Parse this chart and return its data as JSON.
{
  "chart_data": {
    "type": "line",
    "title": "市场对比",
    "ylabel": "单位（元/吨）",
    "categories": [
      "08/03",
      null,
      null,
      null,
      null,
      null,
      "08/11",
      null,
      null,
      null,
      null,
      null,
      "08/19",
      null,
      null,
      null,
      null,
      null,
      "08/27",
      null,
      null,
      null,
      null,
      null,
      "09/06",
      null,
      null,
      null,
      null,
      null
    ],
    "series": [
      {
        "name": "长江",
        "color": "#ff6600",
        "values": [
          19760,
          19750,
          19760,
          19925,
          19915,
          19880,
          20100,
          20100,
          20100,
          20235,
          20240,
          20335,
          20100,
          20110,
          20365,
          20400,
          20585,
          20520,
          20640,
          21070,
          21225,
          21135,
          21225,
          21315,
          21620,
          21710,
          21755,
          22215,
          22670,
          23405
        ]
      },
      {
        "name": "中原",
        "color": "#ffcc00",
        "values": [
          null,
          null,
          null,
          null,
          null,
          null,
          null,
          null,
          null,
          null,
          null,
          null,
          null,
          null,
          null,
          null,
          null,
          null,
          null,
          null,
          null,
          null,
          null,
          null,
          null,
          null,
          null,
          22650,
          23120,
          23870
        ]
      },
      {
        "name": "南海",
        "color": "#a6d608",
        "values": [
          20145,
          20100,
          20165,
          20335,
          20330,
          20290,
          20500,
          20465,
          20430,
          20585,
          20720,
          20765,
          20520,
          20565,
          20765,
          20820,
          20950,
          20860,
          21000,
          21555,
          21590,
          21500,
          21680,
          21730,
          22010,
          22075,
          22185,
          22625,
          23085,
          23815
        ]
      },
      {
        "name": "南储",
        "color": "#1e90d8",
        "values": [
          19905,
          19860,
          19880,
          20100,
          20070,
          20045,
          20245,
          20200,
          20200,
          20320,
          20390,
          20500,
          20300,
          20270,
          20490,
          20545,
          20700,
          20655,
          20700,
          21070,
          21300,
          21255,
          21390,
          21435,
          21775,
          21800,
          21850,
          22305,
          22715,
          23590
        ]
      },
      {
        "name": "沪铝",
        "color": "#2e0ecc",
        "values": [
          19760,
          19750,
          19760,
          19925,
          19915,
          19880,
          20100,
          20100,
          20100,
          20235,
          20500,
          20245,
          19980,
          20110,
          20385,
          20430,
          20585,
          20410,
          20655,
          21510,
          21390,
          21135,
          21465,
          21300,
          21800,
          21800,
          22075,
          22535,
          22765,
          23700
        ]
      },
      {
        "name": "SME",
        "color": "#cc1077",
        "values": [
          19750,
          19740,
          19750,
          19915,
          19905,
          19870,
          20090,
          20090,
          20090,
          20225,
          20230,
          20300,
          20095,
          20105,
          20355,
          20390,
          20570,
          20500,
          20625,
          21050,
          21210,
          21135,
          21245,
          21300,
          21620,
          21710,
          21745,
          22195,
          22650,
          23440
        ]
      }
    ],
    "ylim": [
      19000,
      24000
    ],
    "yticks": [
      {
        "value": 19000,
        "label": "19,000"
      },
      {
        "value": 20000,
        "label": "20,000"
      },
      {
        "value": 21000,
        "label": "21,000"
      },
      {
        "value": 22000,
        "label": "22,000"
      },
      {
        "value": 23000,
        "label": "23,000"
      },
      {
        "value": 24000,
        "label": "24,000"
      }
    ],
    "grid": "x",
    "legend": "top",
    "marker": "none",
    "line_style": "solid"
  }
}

=====

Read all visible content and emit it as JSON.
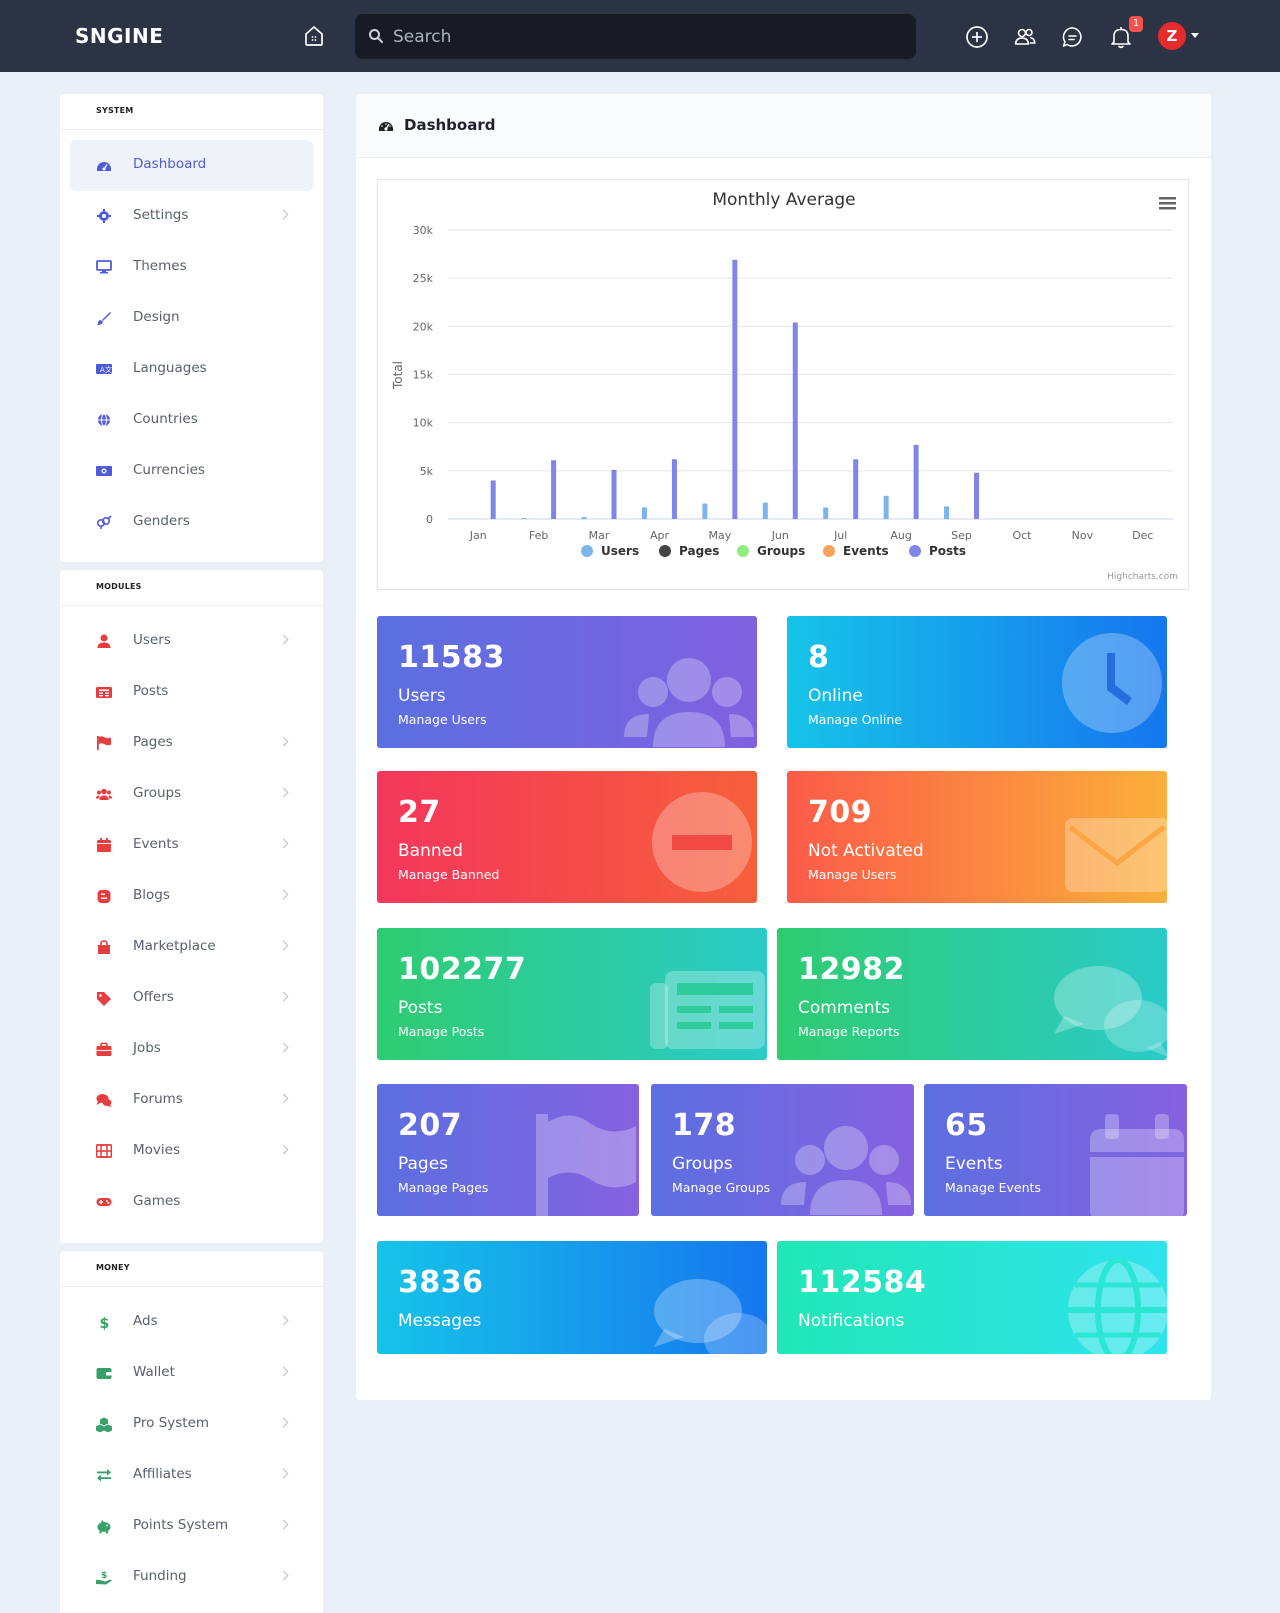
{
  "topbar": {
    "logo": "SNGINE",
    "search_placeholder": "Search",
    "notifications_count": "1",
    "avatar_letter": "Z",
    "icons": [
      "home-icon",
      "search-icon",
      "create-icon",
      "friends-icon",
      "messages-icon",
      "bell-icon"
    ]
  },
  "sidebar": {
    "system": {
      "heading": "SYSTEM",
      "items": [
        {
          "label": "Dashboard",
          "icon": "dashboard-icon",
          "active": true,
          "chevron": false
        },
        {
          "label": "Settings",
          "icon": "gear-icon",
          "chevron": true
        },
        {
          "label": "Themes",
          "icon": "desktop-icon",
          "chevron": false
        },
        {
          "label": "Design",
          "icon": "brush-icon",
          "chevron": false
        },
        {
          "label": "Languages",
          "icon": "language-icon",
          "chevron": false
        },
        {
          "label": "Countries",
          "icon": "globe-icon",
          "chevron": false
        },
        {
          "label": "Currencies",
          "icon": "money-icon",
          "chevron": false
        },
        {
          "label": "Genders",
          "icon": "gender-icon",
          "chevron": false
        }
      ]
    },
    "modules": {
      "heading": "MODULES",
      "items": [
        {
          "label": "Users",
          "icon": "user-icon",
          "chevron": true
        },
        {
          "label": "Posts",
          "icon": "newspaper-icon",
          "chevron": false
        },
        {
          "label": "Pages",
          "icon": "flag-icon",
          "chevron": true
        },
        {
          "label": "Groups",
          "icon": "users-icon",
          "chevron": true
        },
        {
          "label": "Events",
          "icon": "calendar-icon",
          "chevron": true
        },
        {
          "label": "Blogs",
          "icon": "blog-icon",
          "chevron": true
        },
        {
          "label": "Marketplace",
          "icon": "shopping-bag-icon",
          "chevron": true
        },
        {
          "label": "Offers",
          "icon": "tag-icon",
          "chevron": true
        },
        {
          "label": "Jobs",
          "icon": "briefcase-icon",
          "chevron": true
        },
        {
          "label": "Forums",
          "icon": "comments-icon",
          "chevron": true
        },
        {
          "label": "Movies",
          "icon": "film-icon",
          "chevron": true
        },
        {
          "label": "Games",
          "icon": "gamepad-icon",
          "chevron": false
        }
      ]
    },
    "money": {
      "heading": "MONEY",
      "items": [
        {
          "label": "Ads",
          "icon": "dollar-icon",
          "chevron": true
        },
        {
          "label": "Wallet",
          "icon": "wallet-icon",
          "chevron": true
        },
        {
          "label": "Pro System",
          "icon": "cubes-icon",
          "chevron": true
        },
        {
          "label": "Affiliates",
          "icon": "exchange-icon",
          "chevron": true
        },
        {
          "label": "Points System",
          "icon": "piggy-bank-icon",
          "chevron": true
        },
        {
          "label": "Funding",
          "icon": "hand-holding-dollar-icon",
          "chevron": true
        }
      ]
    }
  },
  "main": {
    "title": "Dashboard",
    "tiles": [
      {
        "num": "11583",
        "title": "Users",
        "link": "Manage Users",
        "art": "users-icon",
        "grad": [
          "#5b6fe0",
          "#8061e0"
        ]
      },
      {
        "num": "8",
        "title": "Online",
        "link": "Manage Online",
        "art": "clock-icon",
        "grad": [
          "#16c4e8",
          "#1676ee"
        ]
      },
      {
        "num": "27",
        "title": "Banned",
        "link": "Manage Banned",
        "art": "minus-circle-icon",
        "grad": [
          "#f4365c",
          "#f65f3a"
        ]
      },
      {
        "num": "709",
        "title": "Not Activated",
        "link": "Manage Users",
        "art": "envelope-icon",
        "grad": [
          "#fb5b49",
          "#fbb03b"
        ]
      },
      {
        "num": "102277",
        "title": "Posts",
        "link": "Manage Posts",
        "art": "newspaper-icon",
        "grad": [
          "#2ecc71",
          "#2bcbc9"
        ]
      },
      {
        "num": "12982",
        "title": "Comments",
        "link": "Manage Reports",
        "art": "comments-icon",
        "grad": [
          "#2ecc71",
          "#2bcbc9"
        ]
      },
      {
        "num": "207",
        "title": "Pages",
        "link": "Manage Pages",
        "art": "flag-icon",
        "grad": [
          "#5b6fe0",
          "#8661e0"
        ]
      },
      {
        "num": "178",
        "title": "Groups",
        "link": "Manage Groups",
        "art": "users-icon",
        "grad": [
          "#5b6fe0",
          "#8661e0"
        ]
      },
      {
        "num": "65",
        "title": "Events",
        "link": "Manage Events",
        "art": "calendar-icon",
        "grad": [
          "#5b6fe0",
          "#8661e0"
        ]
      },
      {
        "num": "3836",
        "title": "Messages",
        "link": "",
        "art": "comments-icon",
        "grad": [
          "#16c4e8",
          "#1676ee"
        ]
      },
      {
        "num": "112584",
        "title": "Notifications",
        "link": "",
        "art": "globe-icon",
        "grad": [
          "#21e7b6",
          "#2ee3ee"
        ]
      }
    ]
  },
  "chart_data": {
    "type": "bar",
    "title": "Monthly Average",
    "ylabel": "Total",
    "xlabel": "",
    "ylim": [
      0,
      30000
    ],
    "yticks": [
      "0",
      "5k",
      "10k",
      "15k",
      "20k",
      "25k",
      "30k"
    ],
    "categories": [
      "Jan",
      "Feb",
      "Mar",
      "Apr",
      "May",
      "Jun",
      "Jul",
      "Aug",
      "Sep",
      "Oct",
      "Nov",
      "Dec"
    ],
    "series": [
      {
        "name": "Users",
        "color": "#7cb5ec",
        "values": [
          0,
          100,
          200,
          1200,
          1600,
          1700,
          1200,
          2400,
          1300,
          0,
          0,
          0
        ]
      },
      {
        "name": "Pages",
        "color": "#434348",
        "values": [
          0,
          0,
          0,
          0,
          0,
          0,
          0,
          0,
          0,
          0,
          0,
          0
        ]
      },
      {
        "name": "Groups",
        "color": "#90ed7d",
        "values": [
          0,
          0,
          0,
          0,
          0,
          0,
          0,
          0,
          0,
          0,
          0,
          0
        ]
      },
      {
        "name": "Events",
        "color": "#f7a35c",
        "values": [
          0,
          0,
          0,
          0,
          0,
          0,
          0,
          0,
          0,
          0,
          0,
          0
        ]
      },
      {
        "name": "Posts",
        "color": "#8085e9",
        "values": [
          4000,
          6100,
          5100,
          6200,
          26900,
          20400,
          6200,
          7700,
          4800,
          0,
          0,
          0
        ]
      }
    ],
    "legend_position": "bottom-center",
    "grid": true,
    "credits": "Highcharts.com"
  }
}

=====

◆ **PROBLEM DESCRIPTION**:
Return every line in the listing that contains the word "Pages".

◆ **SOLUTION FOR THIS TASK**:
          "label": "Pages",
        "title": "Pages",
        "link": "Manage Pages",
        "name": "Pages",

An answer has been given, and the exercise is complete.